== DATA SHOWN ==
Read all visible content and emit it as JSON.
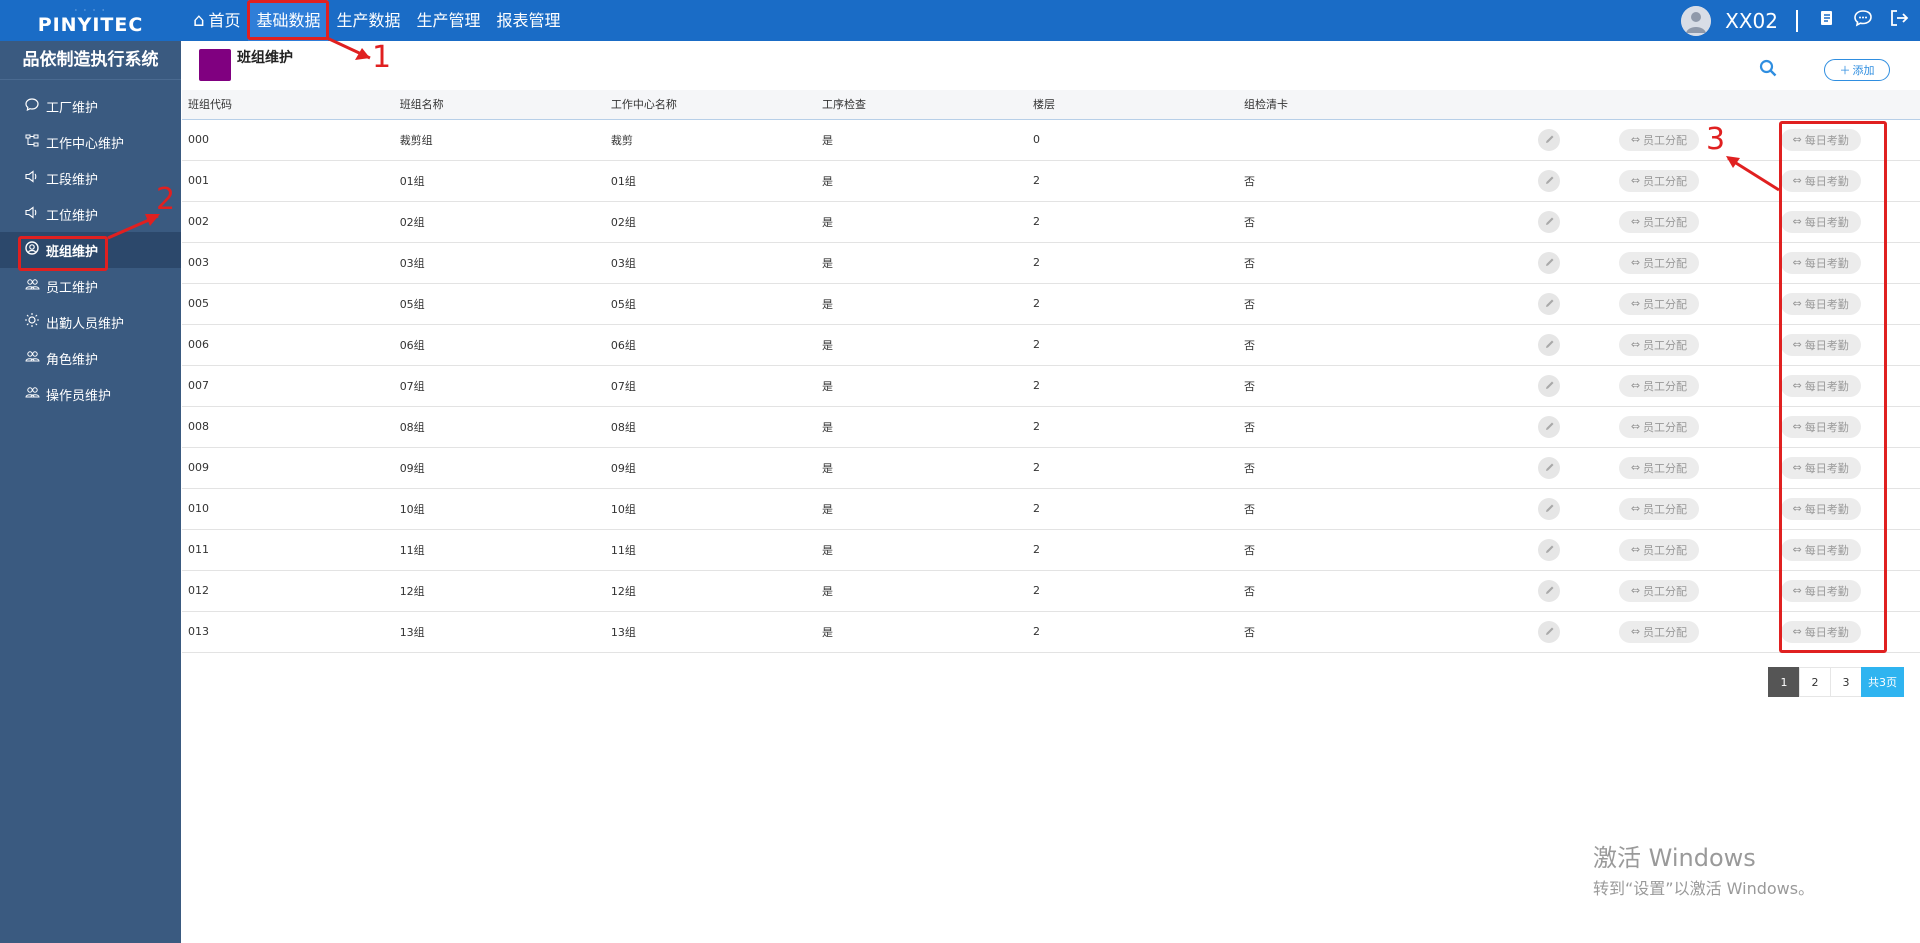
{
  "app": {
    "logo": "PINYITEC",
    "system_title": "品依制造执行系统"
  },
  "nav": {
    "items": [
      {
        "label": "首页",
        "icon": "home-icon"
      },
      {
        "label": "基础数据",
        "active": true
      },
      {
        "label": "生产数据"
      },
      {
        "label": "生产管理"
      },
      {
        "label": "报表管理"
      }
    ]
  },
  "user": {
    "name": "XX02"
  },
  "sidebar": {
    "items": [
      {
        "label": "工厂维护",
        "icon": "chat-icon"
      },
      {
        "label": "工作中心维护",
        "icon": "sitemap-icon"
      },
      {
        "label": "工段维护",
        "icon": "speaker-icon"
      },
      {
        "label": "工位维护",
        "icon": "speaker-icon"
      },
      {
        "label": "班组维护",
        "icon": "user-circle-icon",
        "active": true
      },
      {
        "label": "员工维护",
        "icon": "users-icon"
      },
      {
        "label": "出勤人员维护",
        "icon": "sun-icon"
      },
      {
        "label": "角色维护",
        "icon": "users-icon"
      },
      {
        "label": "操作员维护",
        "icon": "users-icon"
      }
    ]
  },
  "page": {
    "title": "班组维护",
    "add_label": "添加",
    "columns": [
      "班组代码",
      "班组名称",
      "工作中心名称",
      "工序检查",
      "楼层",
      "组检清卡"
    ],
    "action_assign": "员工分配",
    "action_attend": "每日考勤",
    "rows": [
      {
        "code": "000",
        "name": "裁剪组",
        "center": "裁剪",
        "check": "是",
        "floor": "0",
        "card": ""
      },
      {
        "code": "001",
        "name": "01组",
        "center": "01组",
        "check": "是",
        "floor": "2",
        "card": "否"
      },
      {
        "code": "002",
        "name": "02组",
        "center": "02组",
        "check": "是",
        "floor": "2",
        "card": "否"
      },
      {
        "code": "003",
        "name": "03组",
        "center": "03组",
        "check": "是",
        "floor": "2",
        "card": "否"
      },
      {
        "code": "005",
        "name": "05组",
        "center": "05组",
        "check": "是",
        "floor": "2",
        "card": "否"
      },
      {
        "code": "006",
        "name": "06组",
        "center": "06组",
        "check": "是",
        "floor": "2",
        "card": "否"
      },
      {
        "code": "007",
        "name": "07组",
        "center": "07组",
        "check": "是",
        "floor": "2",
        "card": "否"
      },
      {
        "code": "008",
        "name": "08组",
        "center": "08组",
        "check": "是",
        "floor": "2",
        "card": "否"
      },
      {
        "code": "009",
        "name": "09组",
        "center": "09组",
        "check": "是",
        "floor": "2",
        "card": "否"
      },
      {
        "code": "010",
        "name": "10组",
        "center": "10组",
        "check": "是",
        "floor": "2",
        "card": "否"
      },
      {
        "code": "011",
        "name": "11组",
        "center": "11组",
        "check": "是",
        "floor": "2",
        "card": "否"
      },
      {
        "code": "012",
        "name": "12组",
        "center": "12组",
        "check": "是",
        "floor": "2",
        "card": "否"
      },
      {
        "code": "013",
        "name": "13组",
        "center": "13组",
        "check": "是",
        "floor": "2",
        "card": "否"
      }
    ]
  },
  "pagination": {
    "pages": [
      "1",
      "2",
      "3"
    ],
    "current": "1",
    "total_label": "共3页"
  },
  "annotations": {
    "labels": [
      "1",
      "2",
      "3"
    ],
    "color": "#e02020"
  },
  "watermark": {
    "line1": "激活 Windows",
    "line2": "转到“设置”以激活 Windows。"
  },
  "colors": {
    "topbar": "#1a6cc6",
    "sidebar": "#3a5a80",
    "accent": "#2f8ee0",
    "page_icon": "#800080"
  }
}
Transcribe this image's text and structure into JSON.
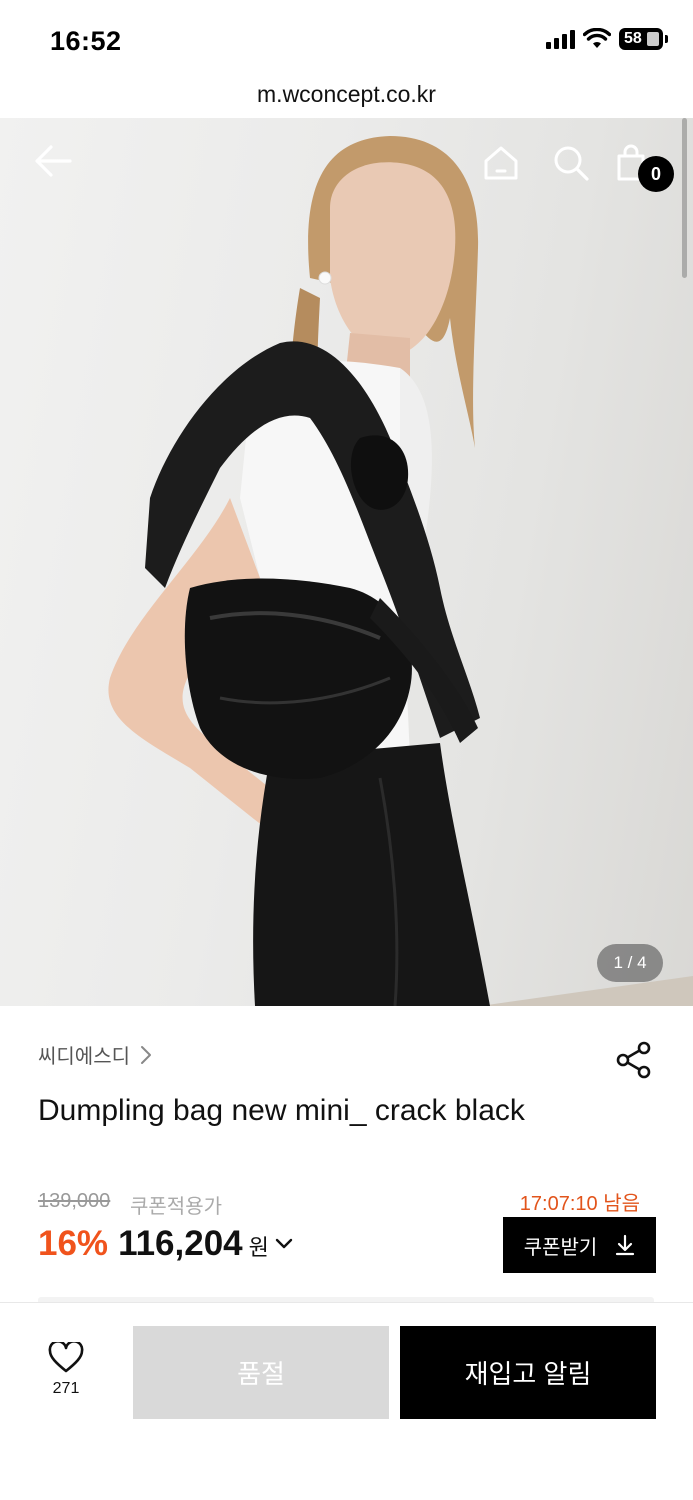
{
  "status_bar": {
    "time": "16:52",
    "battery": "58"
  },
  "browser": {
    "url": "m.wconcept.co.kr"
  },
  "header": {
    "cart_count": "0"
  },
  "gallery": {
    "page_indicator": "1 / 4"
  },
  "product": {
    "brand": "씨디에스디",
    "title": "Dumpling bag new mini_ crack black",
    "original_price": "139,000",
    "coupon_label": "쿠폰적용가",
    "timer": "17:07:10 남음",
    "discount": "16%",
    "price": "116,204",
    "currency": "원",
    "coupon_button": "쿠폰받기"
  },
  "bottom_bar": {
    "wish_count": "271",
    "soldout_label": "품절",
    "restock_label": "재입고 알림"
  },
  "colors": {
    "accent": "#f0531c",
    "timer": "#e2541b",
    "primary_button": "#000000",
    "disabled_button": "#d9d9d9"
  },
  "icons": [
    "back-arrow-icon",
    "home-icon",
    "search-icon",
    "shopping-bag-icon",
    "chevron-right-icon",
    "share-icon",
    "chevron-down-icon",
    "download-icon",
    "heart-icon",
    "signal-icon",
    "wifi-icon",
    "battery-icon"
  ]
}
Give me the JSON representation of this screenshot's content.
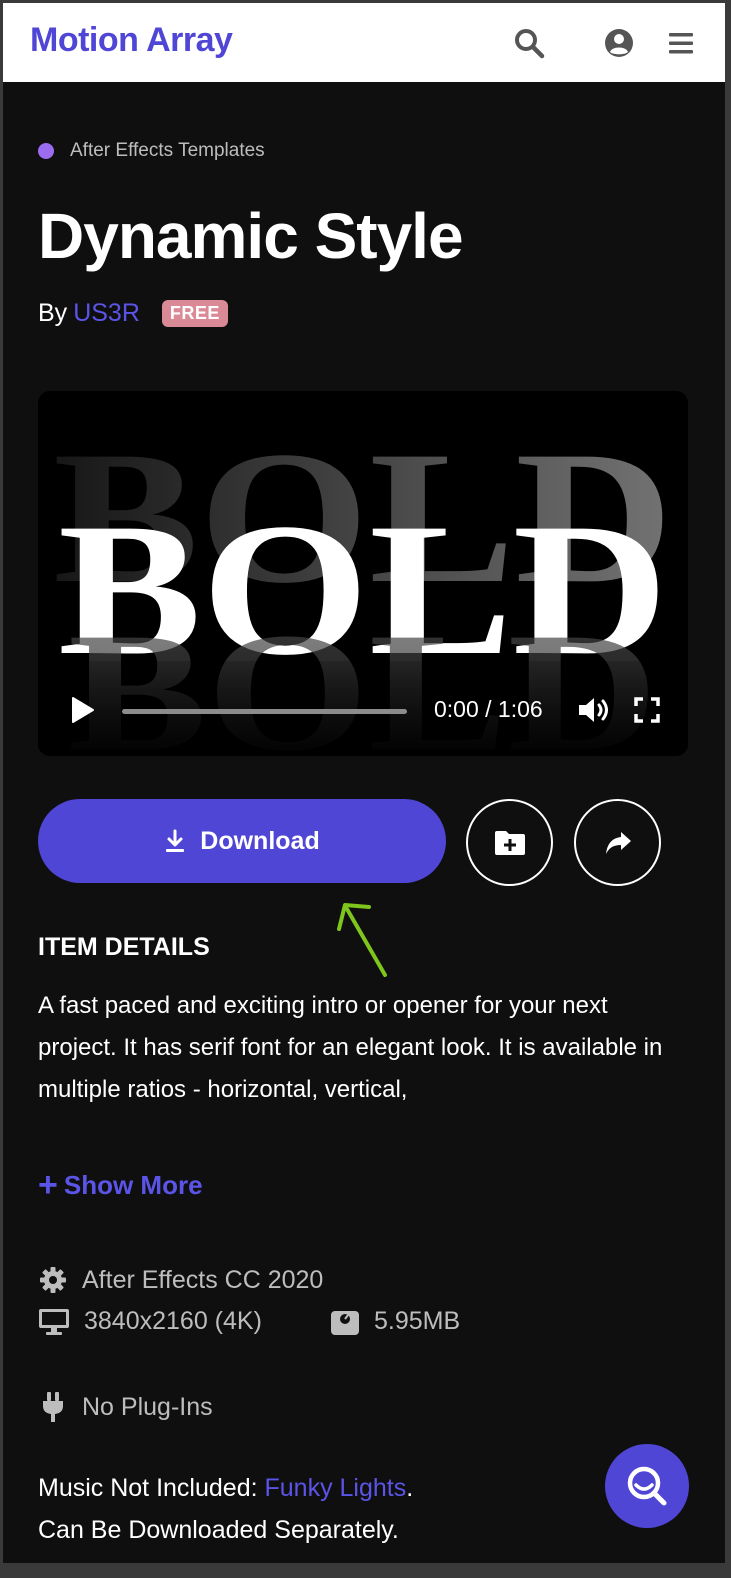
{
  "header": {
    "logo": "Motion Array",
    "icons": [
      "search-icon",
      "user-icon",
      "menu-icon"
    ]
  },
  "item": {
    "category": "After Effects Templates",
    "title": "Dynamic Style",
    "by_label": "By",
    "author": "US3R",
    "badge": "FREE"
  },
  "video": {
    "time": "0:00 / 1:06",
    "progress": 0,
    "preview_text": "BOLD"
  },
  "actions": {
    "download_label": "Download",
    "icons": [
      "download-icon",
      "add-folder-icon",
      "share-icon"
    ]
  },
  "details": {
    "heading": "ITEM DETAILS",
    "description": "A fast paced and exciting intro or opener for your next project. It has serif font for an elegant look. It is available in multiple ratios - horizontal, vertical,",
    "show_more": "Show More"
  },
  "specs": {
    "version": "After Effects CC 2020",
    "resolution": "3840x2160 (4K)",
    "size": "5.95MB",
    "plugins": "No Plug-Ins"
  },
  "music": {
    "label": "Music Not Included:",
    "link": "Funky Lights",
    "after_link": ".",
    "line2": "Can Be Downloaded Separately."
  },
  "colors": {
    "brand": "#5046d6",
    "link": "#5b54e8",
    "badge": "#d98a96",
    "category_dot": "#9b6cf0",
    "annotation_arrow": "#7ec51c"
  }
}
===
### TO BE DONE
From the listing, tally every line with the word "content" in it and give only the tally.

### COMPLETE OUTPUT
2